「区面接って何やるのかよく分からないなあ…」
特別区公務員を目指す人がかならず一度は持つ悩みではないでしょうか?

区面接についての情報が少なすぎて受験のとき苦労しました。。
多くの受験生から区面接について問い合わせを受けていますので、今回は他では聞けない「区面接」について徹底解説します!
特に、各区がどういった試験を行うのか気になる方も多いと思いますので、ここだけで公開していきます。
特別区独特のシステムなので、ここでしっかり押さえておきましょう!
区面接の流れ

まずおさらいですが特別区の公務員になるためには次のステップを踏む必要があります。
- 特別区採用試験の受験申込
- 特別区採用試験を受験
- 特別区採用試験に合格
- 各区面接の受験
- 各区面接の合格(内定)

────────────────────

指示:
(a) 原文の筆者が区面接を徹底解説する理由を、原文に書かれている範囲で1〜3文で説明してください。
(b) 原文の「特に、各区がどういった試験を」から「- 各区面接の合格(内定)」までを、両端の語句も含めてそのまま書き写してください。
(c) 原文について、次の問いに答えてください。
(i) 筆者が受験のときに苦労したのは、何が原因でしたか。
(ii) 特別区採用試験に合格した後、次に受験するのは何ですか。
(iii) 各区面接に合格すると、どういう状態になりますか。
記録は原文とは関係がありません。

────────────────────

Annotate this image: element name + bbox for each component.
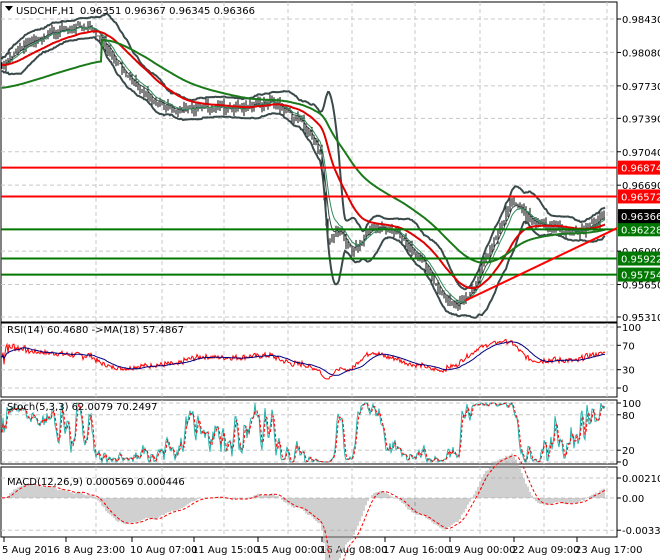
y-tick-label: 70 (622, 341, 635, 352)
y-tick-label: 100 (622, 323, 641, 334)
y-tick-label: 30 (622, 366, 635, 377)
x-tick-label: 22 Aug 09:00 (512, 545, 579, 556)
y-tick-label: 20 (622, 446, 635, 457)
x-tick-label: 15 Aug 00:00 (256, 545, 323, 556)
y-tick-label: 0.95650 (622, 281, 660, 292)
x-tick-label: 23 Aug 17:00 (575, 545, 642, 556)
y-tick-label: 0.002103 (622, 474, 660, 485)
level-label: 0.96572 (621, 192, 660, 203)
y-tick-label: 0.97040 (622, 148, 660, 159)
x-tick-label: 19 Aug 00:00 (448, 545, 515, 556)
chart-canvas[interactable]: 0.984300.980800.977300.973900.970400.966… (0, 0, 660, 560)
x-tick-label: 5 Aug 2016 (2, 545, 60, 556)
chart-window: 0.98430 0.98080 0.97730 0.97390 0.97040 0.966… (0, 0, 660, 560)
y-tick-label: 0.98080 (622, 48, 660, 59)
level-label: 0.96228 (621, 225, 660, 236)
y-tick-label: 100 (622, 399, 641, 410)
ma-fast (1, 25, 606, 307)
level-label: 0.95922 (621, 255, 660, 266)
bollinger-lower (1, 36, 606, 319)
level-label: 0.95754 (621, 271, 660, 282)
current-price-label: 0.96366 (621, 212, 660, 223)
ohlc-values: 0.96351 0.96367 0.96345 0.96366 (80, 6, 255, 17)
chart-title: USDCHF,H1 (16, 6, 75, 17)
x-tick-label: 11 Aug 15:00 (192, 545, 259, 556)
y-tick-label: 0 (622, 384, 628, 395)
y-tick-label: 0 (622, 458, 628, 469)
y-tick-label: 0.98430 (622, 15, 660, 26)
y-tick-label: 0.00 (622, 494, 644, 505)
x-tick-label: 10 Aug 07:00 (130, 545, 197, 556)
macd-title: MACD(12,26,9) 0.000569 0.000446 (7, 477, 185, 488)
y-tick-label: 0.97730 (622, 82, 660, 93)
ma-short (1, 26, 606, 304)
dropdown-triangle-icon (5, 6, 13, 11)
y-tick-label: -0.003389 (622, 526, 660, 537)
stoch-title: Stoch(5,3,3) 62.0079 70.2497 (7, 402, 158, 413)
rsi-title: RSI(14) 60.4680 ->MA(18) 57.4867 (7, 325, 184, 336)
x-tick-label: 17 Aug 16:00 (383, 545, 450, 556)
y-tick-label: 80 (622, 411, 635, 422)
level-label: 0.96874 (621, 164, 660, 175)
y-tick-label: 0.97390 (622, 114, 660, 125)
x-tick-label: 8 Aug 23:00 (64, 545, 125, 556)
trendline (464, 227, 618, 302)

────────────────────

回答:
(a) 多くの受験生から区面接について問い合わせを受けているためです。

(b)
特に、各区がどういった試験を行うのか気になる方も多いと思いますので、ここだけで公開していきます。
特別区独特のシステムなので、ここでしっかり押さえておきましょう!
区面接の流れ

まずおさらいですが特別区の公務員になるためには次のステップを踏む必要があります。
- 特別区採用試験の受験申込
- 特別区採用試験を受験
- 特別区採用試験に合格
- 各区面接の受験
- 各区面接の合格(内定)

(c)
(i) 区面接についての情報が少なすぎたこと
(ii) 各区面接
(iii) 内定